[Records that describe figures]

* * *

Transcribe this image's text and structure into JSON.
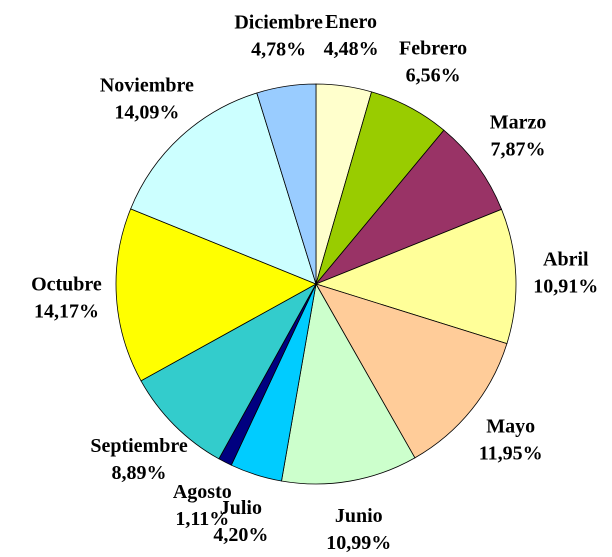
{
  "chart_data": {
    "type": "pie",
    "categories": [
      "Enero",
      "Febrero",
      "Marzo",
      "Abril",
      "Mayo",
      "Junio",
      "Julio",
      "Agosto",
      "Septiembre",
      "Octubre",
      "Noviembre",
      "Diciembre"
    ],
    "values": [
      4.48,
      6.56,
      7.87,
      10.91,
      11.95,
      10.99,
      4.2,
      1.11,
      8.89,
      14.17,
      14.09,
      4.78
    ],
    "value_labels": [
      "4,48%",
      "6,56%",
      "7,87%",
      "10,91%",
      "11,95%",
      "10,99%",
      "4,20%",
      "1,11%",
      "8,89%",
      "14,17%",
      "14,09%",
      "4,78%"
    ],
    "colors": [
      "#ffffcc",
      "#99cc00",
      "#993366",
      "#ffff99",
      "#ffcc99",
      "#ccffcc",
      "#00ccff",
      "#000080",
      "#33cccc",
      "#ffff00",
      "#ccffff",
      "#99ccff"
    ]
  }
}
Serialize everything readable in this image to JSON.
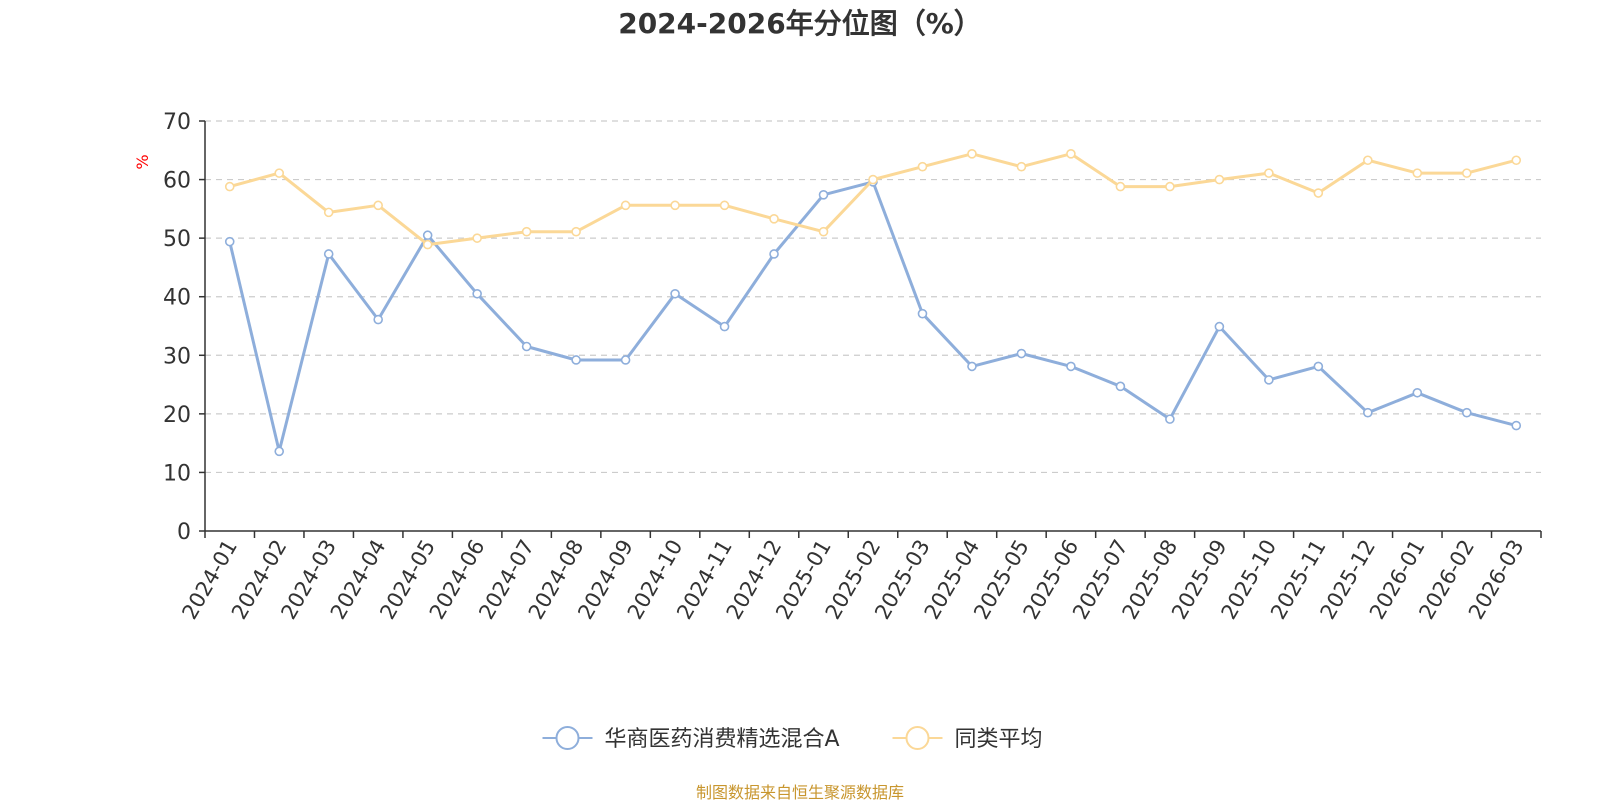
{
  "chart_data": {
    "type": "line",
    "title": "2024-2026年分位图（%）",
    "ylabel": "%",
    "xlabel": "",
    "ylim": [
      0,
      70
    ],
    "yticks": [
      0,
      10,
      20,
      30,
      40,
      50,
      60,
      70
    ],
    "grid": true,
    "legend_position": "bottom-center",
    "categories": [
      "2024-01",
      "2024-02",
      "2024-03",
      "2024-04",
      "2024-05",
      "2024-06",
      "2024-07",
      "2024-08",
      "2024-09",
      "2024-10",
      "2024-11",
      "2024-12",
      "2025-01",
      "2025-02",
      "2025-03",
      "2025-04",
      "2025-05",
      "2025-06",
      "2025-07",
      "2025-08",
      "2025-09",
      "2025-10",
      "2025-11",
      "2025-12",
      "2026-01",
      "2026-02",
      "2026-03"
    ],
    "series": [
      {
        "name": "华商医药消费精选混合A",
        "color": "#8eaedb",
        "values": [
          49.4,
          13.6,
          47.3,
          36.1,
          50.5,
          40.5,
          31.5,
          29.2,
          29.2,
          40.5,
          34.9,
          47.3,
          57.4,
          59.6,
          37.1,
          28.1,
          30.3,
          28.1,
          24.7,
          19.1,
          34.9,
          25.8,
          28.1,
          20.2,
          23.6,
          20.2,
          18.0
        ]
      },
      {
        "name": "同类平均",
        "color": "#fbd897",
        "values": [
          58.8,
          61.1,
          54.4,
          55.6,
          48.9,
          50.0,
          51.1,
          51.1,
          55.6,
          55.6,
          55.6,
          53.3,
          51.1,
          60.0,
          62.2,
          64.4,
          62.2,
          64.4,
          58.8,
          58.8,
          60.0,
          61.1,
          57.7,
          63.3,
          61.1,
          61.1,
          63.3
        ]
      }
    ]
  },
  "source_note": "制图数据来自恒生聚源数据库",
  "colors": {
    "axis": "#333333",
    "grid": "#cccccc",
    "ylabel": "#ff0000",
    "source": "#c8962e"
  }
}
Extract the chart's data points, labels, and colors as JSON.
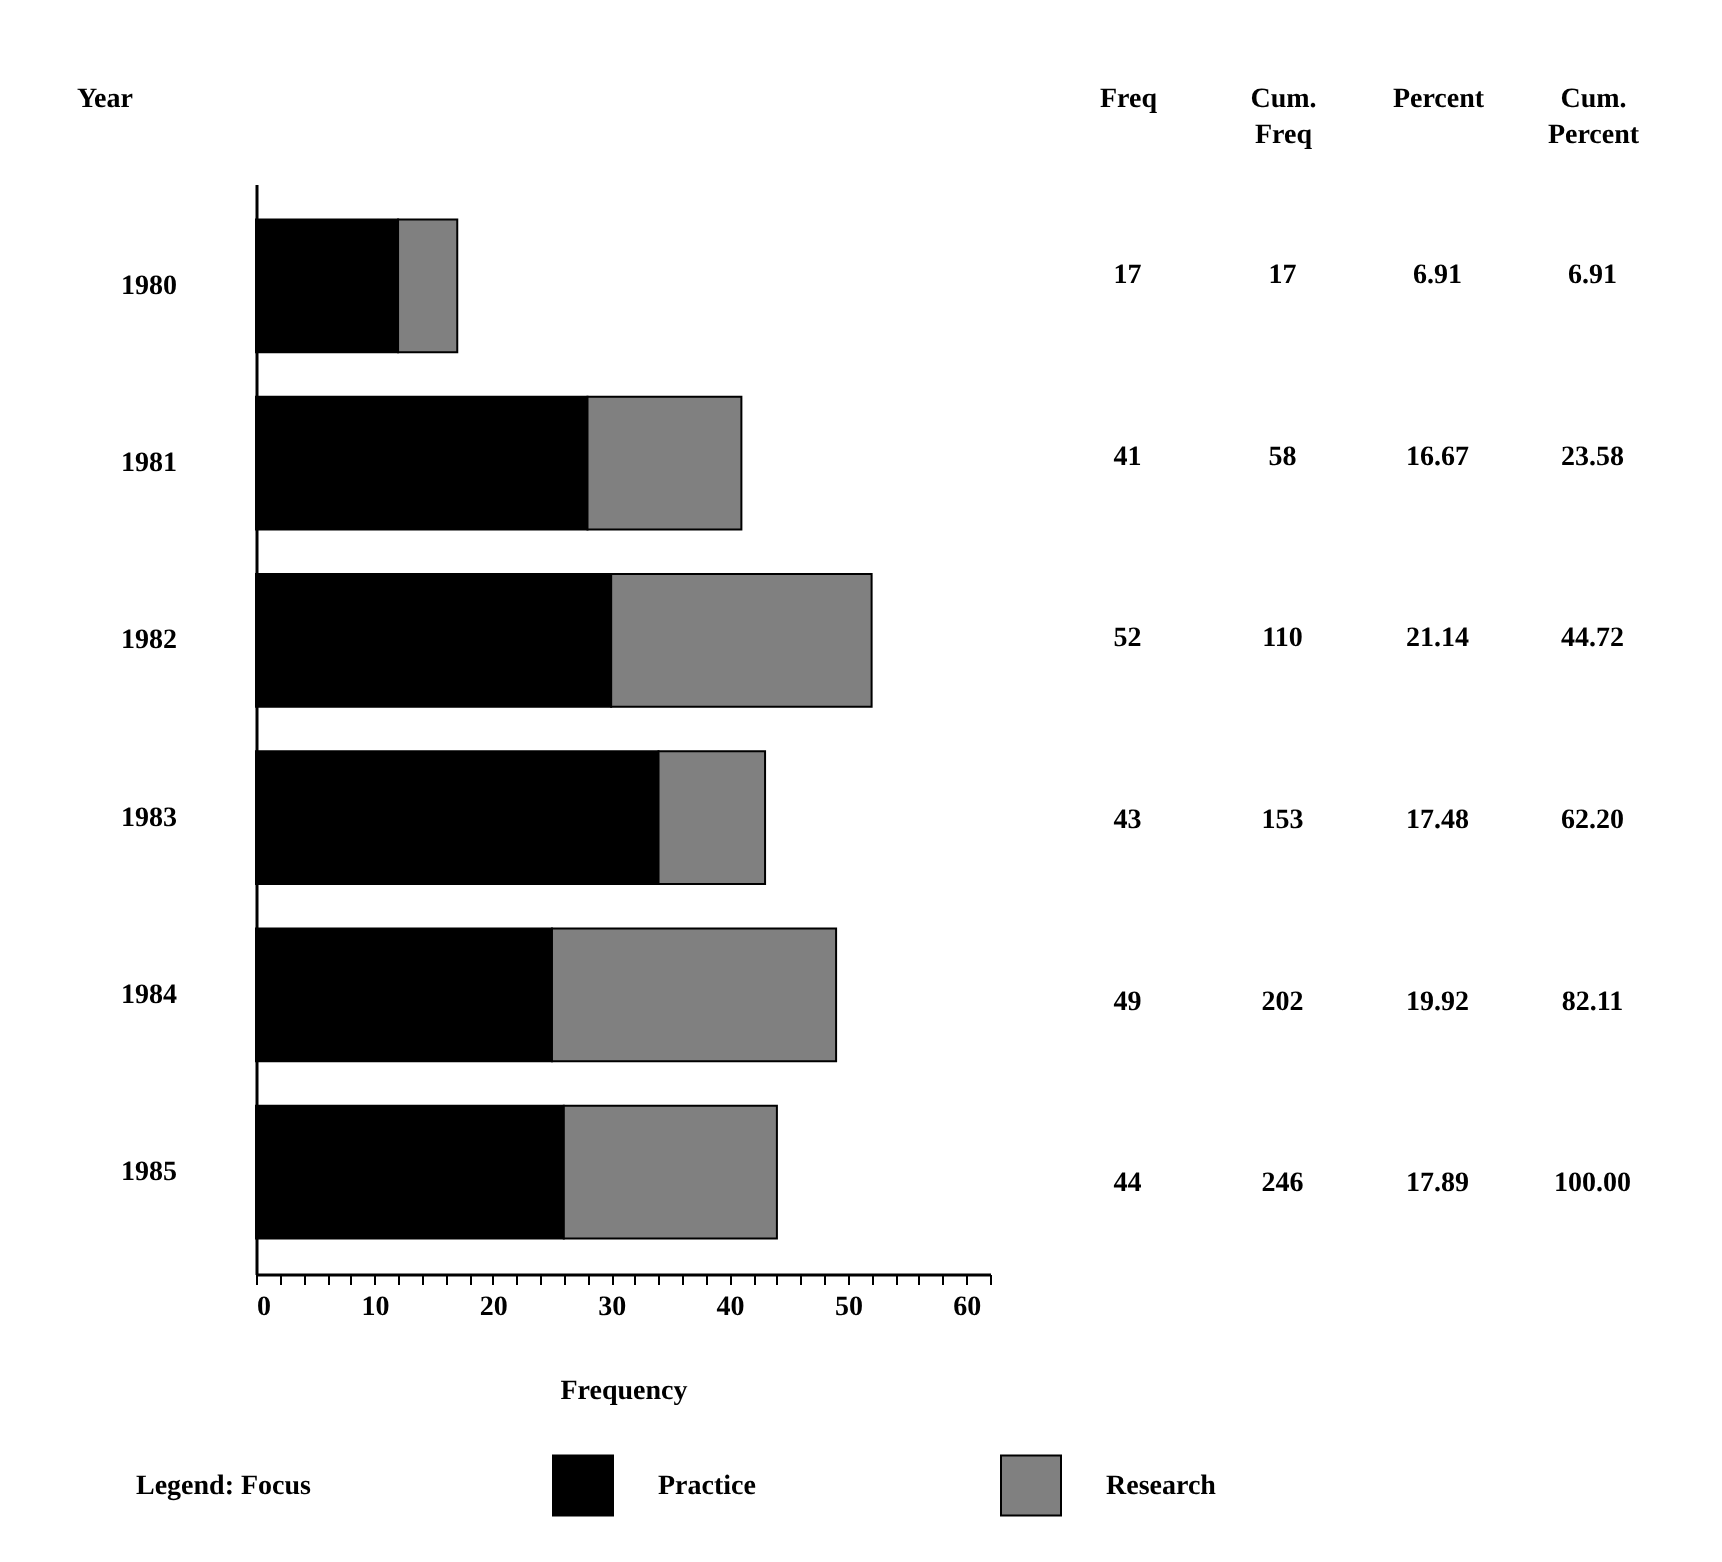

* * *

Every record must be copied exactly, with images dropped from the result.

Transcribe this image's text and structure into JSON.
{
  "chart_data": {
    "type": "pie",
    "categories": [
      "Enero",
      "Febrero",
      "Marzo",
      "Abril",
      "Mayo",
      "Junio",
      "Julio",
      "Agosto",
      "Septiembre",
      "Octubre",
      "Noviembre",
      "Diciembre"
    ],
    "values": [
      4.48,
      6.56,
      7.87,
      10.91,
      11.95,
      10.99,
      4.2,
      1.11,
      8.89,
      14.17,
      14.09,
      4.78
    ],
    "value_labels": [
      "4,48%",
      "6,56%",
      "7,87%",
      "10,91%",
      "11,95%",
      "10,99%",
      "4,20%",
      "1,11%",
      "8,89%",
      "14,17%",
      "14,09%",
      "4,78%"
    ],
    "colors": [
      "#ffffcc",
      "#99cc00",
      "#993366",
      "#ffff99",
      "#ffcc99",
      "#ccffcc",
      "#00ccff",
      "#000080",
      "#33cccc",
      "#ffff00",
      "#ccffff",
      "#99ccff"
    ]
  }
}
Serialize everything readable in this image to JSON.
{
  "chart_data": {
    "type": "line",
    "title": "2024-2026年分位图（%）",
    "ylabel": "%",
    "xlabel": "",
    "ylim": [
      0,
      70
    ],
    "yticks": [
      0,
      10,
      20,
      30,
      40,
      50,
      60,
      70
    ],
    "grid": true,
    "legend_position": "bottom-center",
    "categories": [
      "2024-01",
      "2024-02",
      "2024-03",
      "2024-04",
      "2024-05",
      "2024-06",
      "2024-07",
      "2024-08",
      "2024-09",
      "2024-10",
      "2024-11",
      "2024-12",
      "2025-01",
      "2025-02",
      "2025-03",
      "2025-04",
      "2025-05",
      "2025-06",
      "2025-07",
      "2025-08",
      "2025-09",
      "2025-10",
      "2025-11",
      "2025-12",
      "2026-01",
      "2026-02",
      "2026-03"
    ],
    "series": [
      {
        "name": "华商医药消费精选混合A",
        "color": "#8eaedb",
        "values": [
          49.4,
          13.6,
          47.3,
          36.1,
          50.5,
          40.5,
          31.5,
          29.2,
          29.2,
          40.5,
          34.9,
          47.3,
          57.4,
          59.6,
          37.1,
          28.1,
          30.3,
          28.1,
          24.7,
          19.1,
          34.9,
          25.8,
          28.1,
          20.2,
          23.6,
          20.2,
          18.0
        ]
      },
      {
        "name": "同类平均",
        "color": "#fbd897",
        "values": [
          58.8,
          61.1,
          54.4,
          55.6,
          48.9,
          50.0,
          51.1,
          51.1,
          55.6,
          55.6,
          55.6,
          53.3,
          51.1,
          60.0,
          62.2,
          64.4,
          62.2,
          64.4,
          58.8,
          58.8,
          60.0,
          61.1,
          57.7,
          63.3,
          61.1,
          61.1,
          63.3
        ]
      }
    ]
  },
  "source_note": "制图数据来自恒生聚源数据库",
  "colors": {
    "axis": "#333333",
    "grid": "#cccccc",
    "ylabel": "#ff0000",
    "source": "#c8962e"
  }
}
Extract the chart's data points, labels, and colors as JSON.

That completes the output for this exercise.